## [Short exercise]
Give the entries again, word for word.

* BEGIN *

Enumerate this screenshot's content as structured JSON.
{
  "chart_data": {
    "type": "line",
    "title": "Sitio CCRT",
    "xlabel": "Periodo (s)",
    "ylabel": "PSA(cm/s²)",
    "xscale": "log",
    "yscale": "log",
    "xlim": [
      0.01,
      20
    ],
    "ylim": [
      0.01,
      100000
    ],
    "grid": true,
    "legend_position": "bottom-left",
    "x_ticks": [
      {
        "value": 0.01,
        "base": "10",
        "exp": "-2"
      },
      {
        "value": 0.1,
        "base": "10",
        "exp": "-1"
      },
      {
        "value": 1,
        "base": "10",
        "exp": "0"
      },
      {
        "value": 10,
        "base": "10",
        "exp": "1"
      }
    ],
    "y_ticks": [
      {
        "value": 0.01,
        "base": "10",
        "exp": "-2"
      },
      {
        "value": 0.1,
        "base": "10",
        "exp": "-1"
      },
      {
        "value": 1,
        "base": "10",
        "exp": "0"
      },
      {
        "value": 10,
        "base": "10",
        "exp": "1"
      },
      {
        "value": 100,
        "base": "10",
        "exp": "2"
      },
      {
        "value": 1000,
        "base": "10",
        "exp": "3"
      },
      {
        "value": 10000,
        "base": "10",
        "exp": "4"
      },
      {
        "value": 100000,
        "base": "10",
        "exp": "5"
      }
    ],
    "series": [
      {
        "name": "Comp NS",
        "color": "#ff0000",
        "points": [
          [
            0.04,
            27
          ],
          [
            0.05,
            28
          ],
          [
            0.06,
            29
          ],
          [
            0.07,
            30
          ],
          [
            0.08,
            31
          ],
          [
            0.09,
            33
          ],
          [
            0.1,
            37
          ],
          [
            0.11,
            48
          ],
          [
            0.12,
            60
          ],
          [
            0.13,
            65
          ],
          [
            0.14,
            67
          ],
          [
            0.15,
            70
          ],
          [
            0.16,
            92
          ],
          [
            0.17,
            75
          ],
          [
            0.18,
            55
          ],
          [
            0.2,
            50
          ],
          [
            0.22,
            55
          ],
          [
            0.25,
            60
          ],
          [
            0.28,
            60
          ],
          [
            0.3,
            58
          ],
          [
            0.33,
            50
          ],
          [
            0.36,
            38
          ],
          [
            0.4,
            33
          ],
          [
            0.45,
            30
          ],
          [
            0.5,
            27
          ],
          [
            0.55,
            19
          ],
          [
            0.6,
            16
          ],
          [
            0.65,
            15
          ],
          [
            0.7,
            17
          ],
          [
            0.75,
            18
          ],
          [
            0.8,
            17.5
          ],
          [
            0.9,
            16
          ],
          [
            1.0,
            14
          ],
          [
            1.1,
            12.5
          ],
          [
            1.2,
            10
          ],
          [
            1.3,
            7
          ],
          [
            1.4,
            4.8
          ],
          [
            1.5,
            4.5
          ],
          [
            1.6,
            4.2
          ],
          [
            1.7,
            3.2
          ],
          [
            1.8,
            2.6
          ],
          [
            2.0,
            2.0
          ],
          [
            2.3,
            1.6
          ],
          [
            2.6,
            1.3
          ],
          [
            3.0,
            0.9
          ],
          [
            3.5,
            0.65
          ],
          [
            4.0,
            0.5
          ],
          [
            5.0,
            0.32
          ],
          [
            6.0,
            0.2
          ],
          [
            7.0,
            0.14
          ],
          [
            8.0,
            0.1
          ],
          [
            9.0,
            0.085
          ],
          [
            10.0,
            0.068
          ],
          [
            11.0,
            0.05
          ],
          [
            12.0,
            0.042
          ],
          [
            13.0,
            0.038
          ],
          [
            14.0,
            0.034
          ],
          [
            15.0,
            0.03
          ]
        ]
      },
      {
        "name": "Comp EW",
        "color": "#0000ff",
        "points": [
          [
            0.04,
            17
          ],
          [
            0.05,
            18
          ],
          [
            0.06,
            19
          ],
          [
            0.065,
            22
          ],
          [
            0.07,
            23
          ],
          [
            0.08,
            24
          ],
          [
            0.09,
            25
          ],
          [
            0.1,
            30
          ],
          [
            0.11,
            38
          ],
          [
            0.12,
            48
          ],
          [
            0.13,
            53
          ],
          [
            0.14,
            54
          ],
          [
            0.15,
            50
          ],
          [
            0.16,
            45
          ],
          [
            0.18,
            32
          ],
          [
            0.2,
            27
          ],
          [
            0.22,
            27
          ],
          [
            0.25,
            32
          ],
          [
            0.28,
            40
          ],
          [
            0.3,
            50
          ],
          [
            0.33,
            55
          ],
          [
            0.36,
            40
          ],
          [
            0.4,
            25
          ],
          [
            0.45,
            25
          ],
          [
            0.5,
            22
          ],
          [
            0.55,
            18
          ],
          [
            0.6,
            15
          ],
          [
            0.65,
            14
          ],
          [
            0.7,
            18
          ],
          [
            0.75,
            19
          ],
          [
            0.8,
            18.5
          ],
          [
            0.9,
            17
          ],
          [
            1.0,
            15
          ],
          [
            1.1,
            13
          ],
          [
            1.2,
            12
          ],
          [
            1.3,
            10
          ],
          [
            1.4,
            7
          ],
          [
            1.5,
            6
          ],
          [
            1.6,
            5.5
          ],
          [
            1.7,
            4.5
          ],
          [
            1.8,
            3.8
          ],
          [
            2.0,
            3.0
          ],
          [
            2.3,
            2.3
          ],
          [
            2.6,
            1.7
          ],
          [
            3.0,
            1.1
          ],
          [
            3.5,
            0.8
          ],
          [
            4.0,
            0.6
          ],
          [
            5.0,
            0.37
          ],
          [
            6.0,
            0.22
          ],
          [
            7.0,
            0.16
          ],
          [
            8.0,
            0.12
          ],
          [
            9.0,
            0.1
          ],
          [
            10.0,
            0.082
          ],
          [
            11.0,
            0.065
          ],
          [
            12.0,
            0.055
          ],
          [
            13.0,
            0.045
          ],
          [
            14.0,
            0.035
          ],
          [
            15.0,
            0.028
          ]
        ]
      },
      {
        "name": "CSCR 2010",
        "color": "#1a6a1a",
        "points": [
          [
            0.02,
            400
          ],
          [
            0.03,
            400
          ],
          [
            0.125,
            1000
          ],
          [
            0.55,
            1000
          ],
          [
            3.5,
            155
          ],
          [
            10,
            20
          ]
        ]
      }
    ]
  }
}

* END *

## [Written answer]
Enumerate this screenshot's content as structured JSON.
{
  "chart_data": {
    "type": "line",
    "title": "Sitio CCRT",
    "xlabel": "Periodo (s)",
    "ylabel": "PSA(cm/s²)",
    "xscale": "log",
    "yscale": "log",
    "xlim": [
      0.01,
      20
    ],
    "ylim": [
      0.01,
      100000
    ],
    "grid": true,
    "legend_position": "bottom-left",
    "x_ticks": [
      {
        "value": 0.01,
        "base": "10",
        "exp": "-2"
      },
      {
        "value": 0.1,
        "base": "10",
        "exp": "-1"
      },
      {
        "value": 1,
        "base": "10",
        "exp": "0"
      },
      {
        "value": 10,
        "base": "10",
        "exp": "1"
      }
    ],
    "y_ticks": [
      {
        "value": 0.01,
        "base": "10",
        "exp": "-2"
      },
      {
        "value": 0.1,
        "base": "10",
        "exp": "-1"
      },
      {
        "value": 1,
        "base": "10",
        "exp": "0"
      },
      {
        "value": 10,
        "base": "10",
        "exp": "1"
      },
      {
        "value": 100,
        "base": "10",
        "exp": "2"
      },
      {
        "value": 1000,
        "base": "10",
        "exp": "3"
      },
      {
        "value": 10000,
        "base": "10",
        "exp": "4"
      },
      {
        "value": 100000,
        "base": "10",
        "exp": "5"
      }
    ],
    "series": [
      {
        "name": "Comp NS",
        "color": "#ff0000",
        "points": [
          [
            0.04,
            27
          ],
          [
            0.05,
            28
          ],
          [
            0.06,
            29
          ],
          [
            0.07,
            30
          ],
          [
            0.08,
            31
          ],
          [
            0.09,
            33
          ],
          [
            0.1,
            37
          ],
          [
            0.11,
            48
          ],
          [
            0.12,
            60
          ],
          [
            0.13,
            65
          ],
          [
            0.14,
            67
          ],
          [
            0.15,
            70
          ],
          [
            0.16,
            92
          ],
          [
            0.17,
            75
          ],
          [
            0.18,
            55
          ],
          [
            0.2,
            50
          ],
          [
            0.22,
            55
          ],
          [
            0.25,
            60
          ],
          [
            0.28,
            60
          ],
          [
            0.3,
            58
          ],
          [
            0.33,
            50
          ],
          [
            0.36,
            38
          ],
          [
            0.4,
            33
          ],
          [
            0.45,
            30
          ],
          [
            0.5,
            27
          ],
          [
            0.55,
            19
          ],
          [
            0.6,
            16
          ],
          [
            0.65,
            15
          ],
          [
            0.7,
            17
          ],
          [
            0.75,
            18
          ],
          [
            0.8,
            17.5
          ],
          [
            0.9,
            16
          ],
          [
            1.0,
            14
          ],
          [
            1.1,
            12.5
          ],
          [
            1.2,
            10
          ],
          [
            1.3,
            7
          ],
          [
            1.4,
            4.8
          ],
          [
            1.5,
            4.5
          ],
          [
            1.6,
            4.2
          ],
          [
            1.7,
            3.2
          ],
          [
            1.8,
            2.6
          ],
          [
            2.0,
            2.0
          ],
          [
            2.3,
            1.6
          ],
          [
            2.6,
            1.3
          ],
          [
            3.0,
            0.9
          ],
          [
            3.5,
            0.65
          ],
          [
            4.0,
            0.5
          ],
          [
            5.0,
            0.32
          ],
          [
            6.0,
            0.2
          ],
          [
            7.0,
            0.14
          ],
          [
            8.0,
            0.1
          ],
          [
            9.0,
            0.085
          ],
          [
            10.0,
            0.068
          ],
          [
            11.0,
            0.05
          ],
          [
            12.0,
            0.042
          ],
          [
            13.0,
            0.038
          ],
          [
            14.0,
            0.034
          ],
          [
            15.0,
            0.03
          ]
        ]
      },
      {
        "name": "Comp EW",
        "color": "#0000ff",
        "points": [
          [
            0.04,
            17
          ],
          [
            0.05,
            18
          ],
          [
            0.06,
            19
          ],
          [
            0.065,
            22
          ],
          [
            0.07,
            23
          ],
          [
            0.08,
            24
          ],
          [
            0.09,
            25
          ],
          [
            0.1,
            30
          ],
          [
            0.11,
            38
          ],
          [
            0.12,
            48
          ],
          [
            0.13,
            53
          ],
          [
            0.14,
            54
          ],
          [
            0.15,
            50
          ],
          [
            0.16,
            45
          ],
          [
            0.18,
            32
          ],
          [
            0.2,
            27
          ],
          [
            0.22,
            27
          ],
          [
            0.25,
            32
          ],
          [
            0.28,
            40
          ],
          [
            0.3,
            50
          ],
          [
            0.33,
            55
          ],
          [
            0.36,
            40
          ],
          [
            0.4,
            25
          ],
          [
            0.45,
            25
          ],
          [
            0.5,
            22
          ],
          [
            0.55,
            18
          ],
          [
            0.6,
            15
          ],
          [
            0.65,
            14
          ],
          [
            0.7,
            18
          ],
          [
            0.75,
            19
          ],
          [
            0.8,
            18.5
          ],
          [
            0.9,
            17
          ],
          [
            1.0,
            15
          ],
          [
            1.1,
            13
          ],
          [
            1.2,
            12
          ],
          [
            1.3,
            10
          ],
          [
            1.4,
            7
          ],
          [
            1.5,
            6
          ],
          [
            1.6,
            5.5
          ],
          [
            1.7,
            4.5
          ],
          [
            1.8,
            3.8
          ],
          [
            2.0,
            3.0
          ],
          [
            2.3,
            2.3
          ],
          [
            2.6,
            1.7
          ],
          [
            3.0,
            1.1
          ],
          [
            3.5,
            0.8
          ],
          [
            4.0,
            0.6
          ],
          [
            5.0,
            0.37
          ],
          [
            6.0,
            0.22
          ],
          [
            7.0,
            0.16
          ],
          [
            8.0,
            0.12
          ],
          [
            9.0,
            0.1
          ],
          [
            10.0,
            0.082
          ],
          [
            11.0,
            0.065
          ],
          [
            12.0,
            0.055
          ],
          [
            13.0,
            0.045
          ],
          [
            14.0,
            0.035
          ],
          [
            15.0,
            0.028
          ]
        ]
      },
      {
        "name": "CSCR 2010",
        "color": "#1a6a1a",
        "points": [
          [
            0.02,
            400
          ],
          [
            0.03,
            400
          ],
          [
            0.125,
            1000
          ],
          [
            0.55,
            1000
          ],
          [
            3.5,
            155
          ],
          [
            10,
            20
          ]
        ]
      }
    ]
  }
}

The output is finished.